START
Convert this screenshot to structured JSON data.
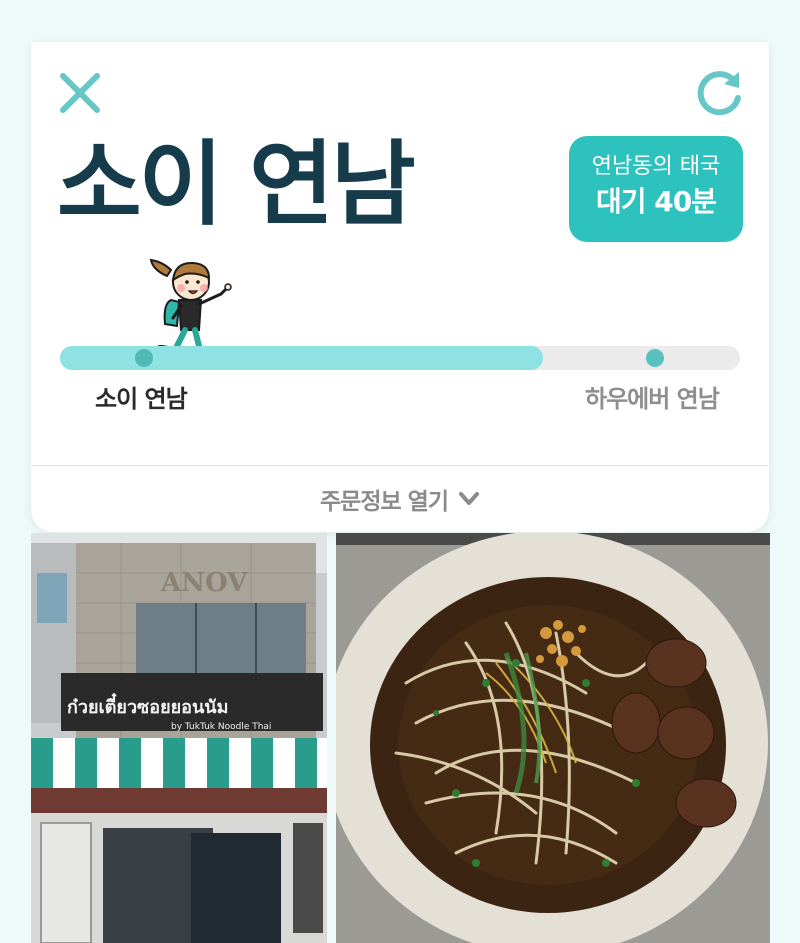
{
  "header": {
    "close_icon": "close-icon",
    "refresh_icon": "refresh-icon",
    "title": "소이 연남"
  },
  "badge": {
    "line1": "연남동의 태국",
    "line2": "대기 40분"
  },
  "progress": {
    "fraction": 0.71,
    "start_label": "소이 연남",
    "end_label": "하우에버 연남"
  },
  "order": {
    "label": "주문정보 열기",
    "icon": "chevron-down-icon"
  },
  "photos": {
    "shop_sign_text": "ก๋วยเตี๋ยวซอยยอนนัม",
    "shop_sign_sub": "by TukTuk Noodle Thai",
    "shop_logo": "ANOV"
  },
  "colors": {
    "accent": "#2ec2be",
    "progress_fill": "#8ee3e2",
    "title": "#163c4c",
    "background": "#eef9fa"
  }
}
END
**Directions for this task:** Can you retype every record above exactly, leaving out the pictures?

**Complete response:**
Convert this screenshot to structured JSON data.
{
  "header": {
    "close_icon": "close-icon",
    "refresh_icon": "refresh-icon",
    "title": "소이 연남"
  },
  "badge": {
    "line1": "연남동의 태국",
    "line2": "대기 40분"
  },
  "progress": {
    "fraction": 0.71,
    "start_label": "소이 연남",
    "end_label": "하우에버 연남"
  },
  "order": {
    "label": "주문정보 열기",
    "icon": "chevron-down-icon"
  },
  "photos": {
    "shop_sign_text": "ก๋วยเตี๋ยวซอยยอนนัม",
    "shop_sign_sub": "by TukTuk Noodle Thai",
    "shop_logo": "ANOV"
  },
  "colors": {
    "accent": "#2ec2be",
    "progress_fill": "#8ee3e2",
    "title": "#163c4c",
    "background": "#eef9fa"
  }
}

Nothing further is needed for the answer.